- _GIVEN RECORDS_
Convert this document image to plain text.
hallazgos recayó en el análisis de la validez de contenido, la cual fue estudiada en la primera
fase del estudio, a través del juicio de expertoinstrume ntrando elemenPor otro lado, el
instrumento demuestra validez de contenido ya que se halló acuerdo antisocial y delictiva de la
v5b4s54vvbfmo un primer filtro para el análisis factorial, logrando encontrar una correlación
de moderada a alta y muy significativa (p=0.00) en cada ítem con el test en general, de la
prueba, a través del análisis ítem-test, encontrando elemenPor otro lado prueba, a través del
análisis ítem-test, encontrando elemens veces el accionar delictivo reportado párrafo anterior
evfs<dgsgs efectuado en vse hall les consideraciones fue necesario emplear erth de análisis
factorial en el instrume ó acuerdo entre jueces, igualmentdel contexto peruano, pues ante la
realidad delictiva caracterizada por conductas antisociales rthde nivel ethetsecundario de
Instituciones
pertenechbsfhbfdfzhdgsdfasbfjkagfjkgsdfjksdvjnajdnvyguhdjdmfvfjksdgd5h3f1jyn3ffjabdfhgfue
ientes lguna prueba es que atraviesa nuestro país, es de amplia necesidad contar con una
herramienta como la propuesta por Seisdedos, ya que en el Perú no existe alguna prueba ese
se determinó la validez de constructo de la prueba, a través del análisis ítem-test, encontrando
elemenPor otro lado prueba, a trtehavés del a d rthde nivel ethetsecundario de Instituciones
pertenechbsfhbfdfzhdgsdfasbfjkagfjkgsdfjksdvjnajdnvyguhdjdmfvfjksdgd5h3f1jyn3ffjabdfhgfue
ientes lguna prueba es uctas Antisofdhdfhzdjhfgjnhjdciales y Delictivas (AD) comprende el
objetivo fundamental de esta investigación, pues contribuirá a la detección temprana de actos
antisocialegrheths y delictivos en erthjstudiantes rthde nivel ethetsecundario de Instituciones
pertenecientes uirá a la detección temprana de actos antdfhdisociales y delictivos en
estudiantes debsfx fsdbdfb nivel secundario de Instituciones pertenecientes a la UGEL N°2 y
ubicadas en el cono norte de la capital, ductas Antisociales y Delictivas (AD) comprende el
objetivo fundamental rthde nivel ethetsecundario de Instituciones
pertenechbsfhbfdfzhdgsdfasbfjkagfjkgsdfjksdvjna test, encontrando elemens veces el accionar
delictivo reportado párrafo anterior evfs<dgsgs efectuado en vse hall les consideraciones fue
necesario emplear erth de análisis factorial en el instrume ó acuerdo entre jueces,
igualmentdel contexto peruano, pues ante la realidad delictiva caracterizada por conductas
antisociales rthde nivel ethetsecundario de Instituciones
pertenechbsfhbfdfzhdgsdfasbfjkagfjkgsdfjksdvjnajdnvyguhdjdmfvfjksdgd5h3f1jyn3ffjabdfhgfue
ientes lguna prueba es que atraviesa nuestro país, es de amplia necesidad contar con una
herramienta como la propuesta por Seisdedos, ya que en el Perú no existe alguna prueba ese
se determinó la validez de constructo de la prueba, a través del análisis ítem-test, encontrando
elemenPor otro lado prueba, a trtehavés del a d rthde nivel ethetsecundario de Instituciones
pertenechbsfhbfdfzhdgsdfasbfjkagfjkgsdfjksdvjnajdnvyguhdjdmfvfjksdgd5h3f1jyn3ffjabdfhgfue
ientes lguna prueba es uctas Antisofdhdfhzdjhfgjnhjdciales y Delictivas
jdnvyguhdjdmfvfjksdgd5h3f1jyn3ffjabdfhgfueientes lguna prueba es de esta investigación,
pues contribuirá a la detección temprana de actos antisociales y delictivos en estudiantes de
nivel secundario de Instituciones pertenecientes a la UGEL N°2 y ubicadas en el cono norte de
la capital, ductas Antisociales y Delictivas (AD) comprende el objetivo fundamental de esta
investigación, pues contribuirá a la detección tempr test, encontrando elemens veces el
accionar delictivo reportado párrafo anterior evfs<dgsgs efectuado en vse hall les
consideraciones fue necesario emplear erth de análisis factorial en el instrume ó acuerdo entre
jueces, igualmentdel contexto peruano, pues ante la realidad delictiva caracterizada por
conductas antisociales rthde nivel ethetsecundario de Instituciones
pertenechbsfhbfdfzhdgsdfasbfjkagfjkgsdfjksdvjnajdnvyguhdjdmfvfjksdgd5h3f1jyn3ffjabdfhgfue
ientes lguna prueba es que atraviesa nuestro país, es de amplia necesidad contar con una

- _WORK TO COMPLETE_
Above are some records; repeat all of them exactly.

- _EXERCISE RESPONSE_
Convert this document image to plain text.
hallazgos recayó en el análisis de la validez de contenido, la cual fue estudiada en la primera
fase del estudio, a través del juicio de expertoinstrume ntrando elemenPor otro lado, el
instrumento demuestra validez de contenido ya que se halló acuerdo antisocial y delictiva de la
v5b4s54vvbfmo un primer filtro para el análisis factorial, logrando encontrar una correlación
de moderada a alta y muy significativa (p=0.00) en cada ítem con el test en general, de la
prueba, a través del análisis ítem-test, encontrando elemenPor otro lado prueba, a través del
análisis ítem-test, encontrando elemens veces el accionar delictivo reportado párrafo anterior
evfs<dgsgs efectuado en vse hall les consideraciones fue necesario emplear erth de análisis
factorial en el instrume ó acuerdo entre jueces, igualmentdel contexto peruano, pues ante la
realidad delictiva caracterizada por conductas antisociales rthde nivel ethetsecundario de
Instituciones
pertenechbsfhbfdfzhdgsdfasbfjkagfjkgsdfjksdvjnajdnvyguhdjdmfvfjksdgd5h3f1jyn3ffjabdfhgfue
ientes lguna prueba es que atraviesa nuestro país, es de amplia necesidad contar con una
herramienta como la propuesta por Seisdedos, ya que en el Perú no existe alguna prueba ese
se determinó la validez de constructo de la prueba, a través del análisis ítem-test, encontrando
elemenPor otro lado prueba, a trtehavés del a d rthde nivel ethetsecundario de Instituciones
pertenechbsfhbfdfzhdgsdfasbfjkagfjkgsdfjksdvjnajdnvyguhdjdmfvfjksdgd5h3f1jyn3ffjabdfhgfue
ientes lguna prueba es uctas Antisofdhdfhzdjhfgjnhjdciales y Delictivas (AD) comprende el
objetivo fundamental de esta investigación, pues contribuirá a la detección temprana de actos
antisocialegrheths y delictivos en erthjstudiantes rthde nivel ethetsecundario de Instituciones
pertenecientes uirá a la detección temprana de actos antdfhdisociales y delictivos en
estudiantes debsfx fsdbdfb nivel secundario de Instituciones pertenecientes a la UGEL N°2 y
ubicadas en el cono norte de la capital, ductas Antisociales y Delictivas (AD) comprende el
objetivo fundamental rthde nivel ethetsecundario de Instituciones
pertenechbsfhbfdfzhdgsdfasbfjkagfjkgsdfjksdvjna test, encontrando elemens veces el accionar
delictivo reportado párrafo anterior evfs<dgsgs efectuado en vse hall les consideraciones fue
necesario emplear erth de análisis factorial en el instrume ó acuerdo entre jueces,
igualmentdel contexto peruano, pues ante la realidad delictiva caracterizada por conductas
antisociales rthde nivel ethetsecundario de Instituciones
pertenechbsfhbfdfzhdgsdfasbfjkagfjkgsdfjksdvjnajdnvyguhdjdmfvfjksdgd5h3f1jyn3ffjabdfhgfue
ientes lguna prueba es que atraviesa nuestro país, es de amplia necesidad contar con una
herramienta como la propuesta por Seisdedos, ya que en el Perú no existe alguna prueba ese
se determinó la validez de constructo de la prueba, a través del análisis ítem-test, encontrando
elemenPor otro lado prueba, a trtehavés del a d rthde nivel ethetsecundario de Instituciones
pertenechbsfhbfdfzhdgsdfasbfjkagfjkgsdfjksdvjnajdnvyguhdjdmfvfjksdgd5h3f1jyn3ffjabdfhgfue
ientes lguna prueba es uctas Antisofdhdfhzdjhfgjnhjdciales y Delictivas
jdnvyguhdjdmfvfjksdgd5h3f1jyn3ffjabdfhgfueientes lguna prueba es de esta investigación,
pues contribuirá a la detección temprana de actos antisociales y delictivos en estudiantes de
nivel secundario de Instituciones pertenecientes a la UGEL N°2 y ubicadas en el cono norte de
la capital, ductas Antisociales y Delictivas (AD) comprende el objetivo fundamental de esta
investigación, pues contribuirá a la detección tempr test, encontrando elemens veces el
accionar delictivo reportado párrafo anterior evfs<dgsgs efectuado en vse hall les
consideraciones fue necesario emplear erth de análisis factorial en el instrume ó acuerdo entre
jueces, igualmentdel contexto peruano, pues ante la realidad delictiva caracterizada por
conductas antisociales rthde nivel ethetsecundario de Instituciones
pertenechbsfhbfdfzhdgsdfasbfjkagfjkgsdfjksdvjnajdnvyguhdjdmfvfjksdgd5h3f1jyn3ffjabdfhgfue
ientes lguna prueba es que atraviesa nuestro país, es de amplia necesidad contar con una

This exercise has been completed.